→ Exercise description
Your task is to tally the lines of the listing containing the word "name" and report the figure alone.

***** Record excerpts

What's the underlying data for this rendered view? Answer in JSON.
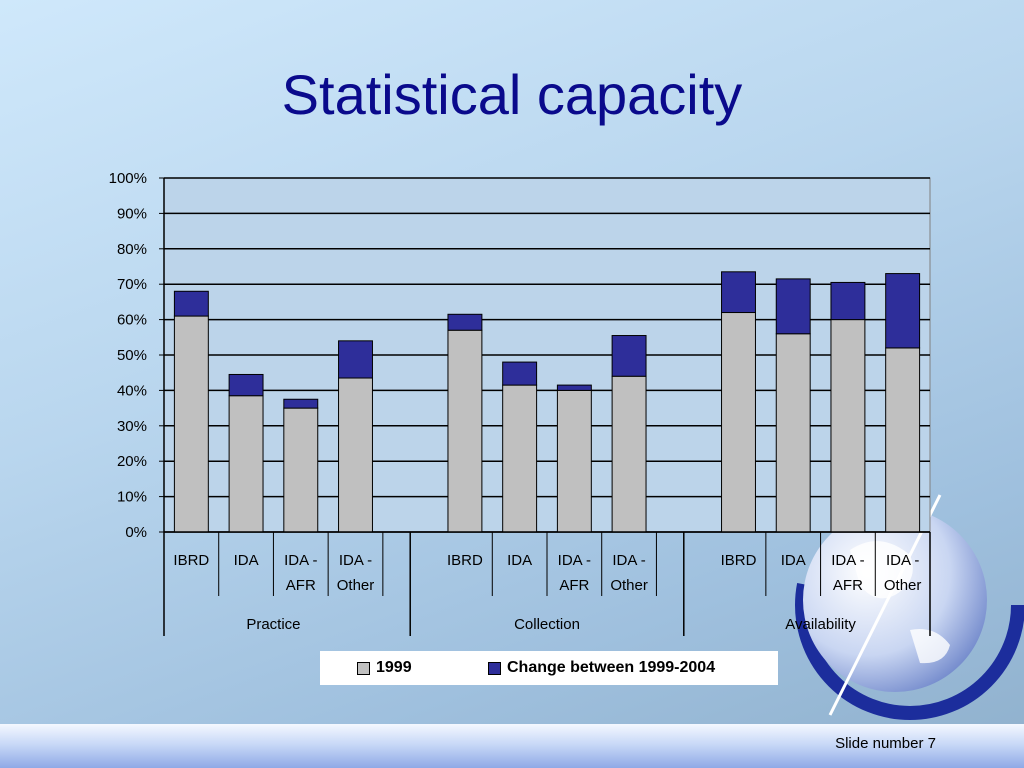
{
  "slide": {
    "title": "Statistical capacity",
    "slide_number": "Slide number 7"
  },
  "colors": {
    "base": "#c0c0c0",
    "change": "#2e2e9a",
    "title": "#0a0a8c"
  },
  "chart_data": {
    "type": "bar",
    "stacked": true,
    "groups": [
      {
        "name": "Practice",
        "categories": [
          "IBRD",
          "IDA",
          "IDA - AFR",
          "IDA - Other"
        ]
      },
      {
        "name": "Collection",
        "categories": [
          "IBRD",
          "IDA",
          "IDA - AFR",
          "IDA - Other"
        ]
      },
      {
        "name": "Availability",
        "categories": [
          "IBRD",
          "IDA",
          "IDA - AFR",
          "IDA - Other"
        ]
      }
    ],
    "series": [
      {
        "name": "1999",
        "color": "#c0c0c0",
        "values": [
          61,
          38.5,
          35,
          43.5,
          57,
          41.5,
          40,
          44,
          62,
          56,
          60,
          52
        ]
      },
      {
        "name": "Change between 1999-2004",
        "color": "#2e2e9a",
        "values": [
          7,
          6,
          2.5,
          10.5,
          4.5,
          6.5,
          1.5,
          11.5,
          11.5,
          15.5,
          10.5,
          21
        ]
      }
    ],
    "ylim": [
      0,
      100
    ],
    "yticks": [
      "0%",
      "10%",
      "20%",
      "30%",
      "40%",
      "50%",
      "60%",
      "70%",
      "80%",
      "90%",
      "100%"
    ],
    "grid": true,
    "legend": "bottom"
  }
}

**********

→ Response to the exercise
5